→ **What is being asked**
Copy out each line containing "bilens" from the entries below.

== == ==

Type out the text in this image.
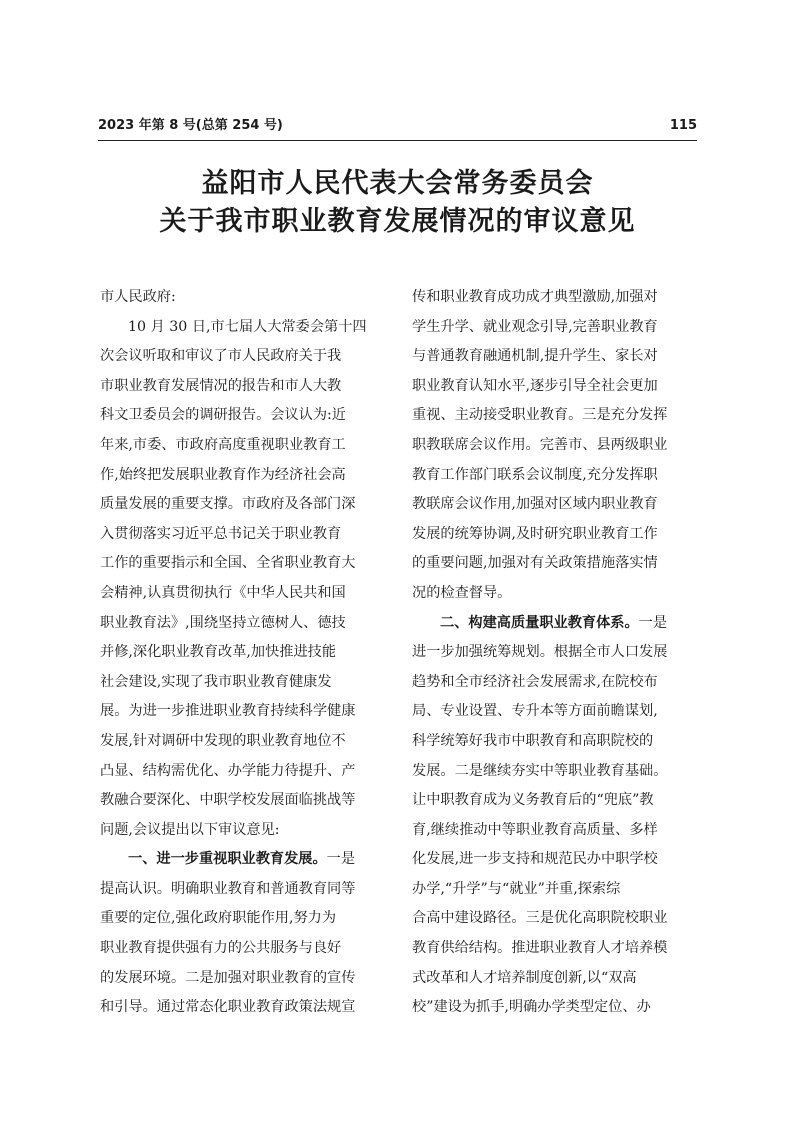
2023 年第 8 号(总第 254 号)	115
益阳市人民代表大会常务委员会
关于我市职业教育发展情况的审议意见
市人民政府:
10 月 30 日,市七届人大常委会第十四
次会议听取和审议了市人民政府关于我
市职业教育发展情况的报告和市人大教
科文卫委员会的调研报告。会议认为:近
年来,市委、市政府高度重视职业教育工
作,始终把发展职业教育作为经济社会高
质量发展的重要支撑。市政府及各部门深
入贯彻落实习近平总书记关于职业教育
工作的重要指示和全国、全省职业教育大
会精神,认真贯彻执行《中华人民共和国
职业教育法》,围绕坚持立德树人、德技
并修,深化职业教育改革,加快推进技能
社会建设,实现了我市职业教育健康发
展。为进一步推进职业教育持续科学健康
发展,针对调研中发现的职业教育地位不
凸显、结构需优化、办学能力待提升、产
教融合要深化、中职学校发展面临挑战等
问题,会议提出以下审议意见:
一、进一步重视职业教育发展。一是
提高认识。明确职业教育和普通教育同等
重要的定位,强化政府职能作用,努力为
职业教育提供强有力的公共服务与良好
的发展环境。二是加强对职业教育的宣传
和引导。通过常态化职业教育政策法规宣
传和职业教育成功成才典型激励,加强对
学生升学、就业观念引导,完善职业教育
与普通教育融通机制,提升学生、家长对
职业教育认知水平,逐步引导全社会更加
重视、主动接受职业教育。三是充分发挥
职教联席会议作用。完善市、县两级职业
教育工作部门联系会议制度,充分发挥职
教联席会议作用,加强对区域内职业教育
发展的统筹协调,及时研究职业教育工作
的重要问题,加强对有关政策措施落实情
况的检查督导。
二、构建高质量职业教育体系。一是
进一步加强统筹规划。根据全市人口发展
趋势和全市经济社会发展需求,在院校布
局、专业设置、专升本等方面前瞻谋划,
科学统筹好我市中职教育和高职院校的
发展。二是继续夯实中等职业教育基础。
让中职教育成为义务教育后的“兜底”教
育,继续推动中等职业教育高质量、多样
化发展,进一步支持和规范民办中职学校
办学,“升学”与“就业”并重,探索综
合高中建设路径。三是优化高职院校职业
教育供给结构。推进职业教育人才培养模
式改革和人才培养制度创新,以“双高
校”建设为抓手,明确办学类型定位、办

== == ==

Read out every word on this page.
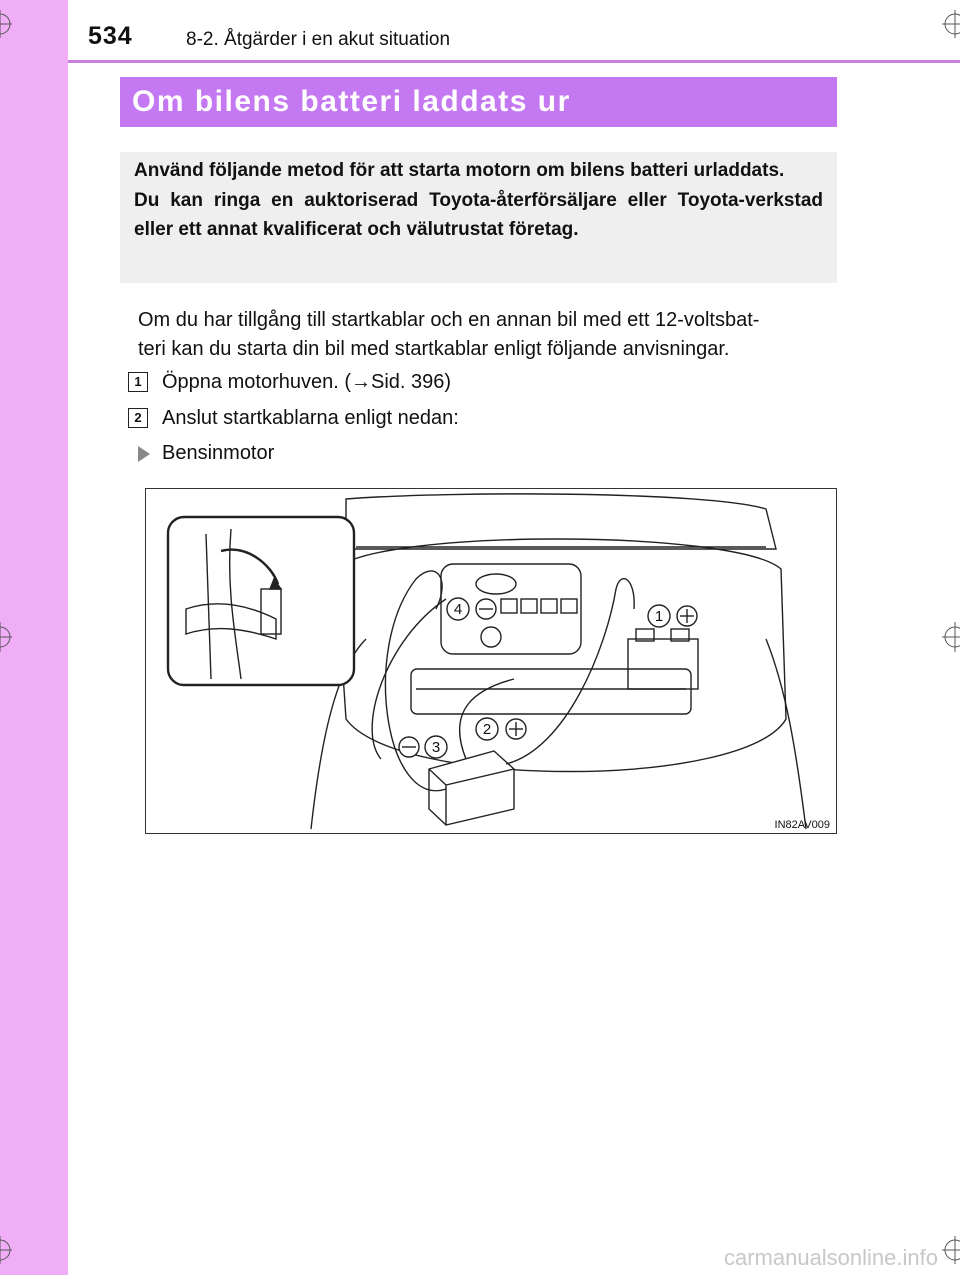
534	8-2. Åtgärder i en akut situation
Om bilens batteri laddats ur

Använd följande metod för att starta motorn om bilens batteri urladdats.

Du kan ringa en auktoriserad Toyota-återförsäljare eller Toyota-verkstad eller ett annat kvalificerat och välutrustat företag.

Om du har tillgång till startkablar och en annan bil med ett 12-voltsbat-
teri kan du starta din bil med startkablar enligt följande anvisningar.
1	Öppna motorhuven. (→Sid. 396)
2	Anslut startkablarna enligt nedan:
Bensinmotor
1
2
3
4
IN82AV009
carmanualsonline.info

== == ==

→ **Solution for this problem**
Om bilens batteri laddats ur
Använd följande metod för att starta motorn om bilens batteri urladdats.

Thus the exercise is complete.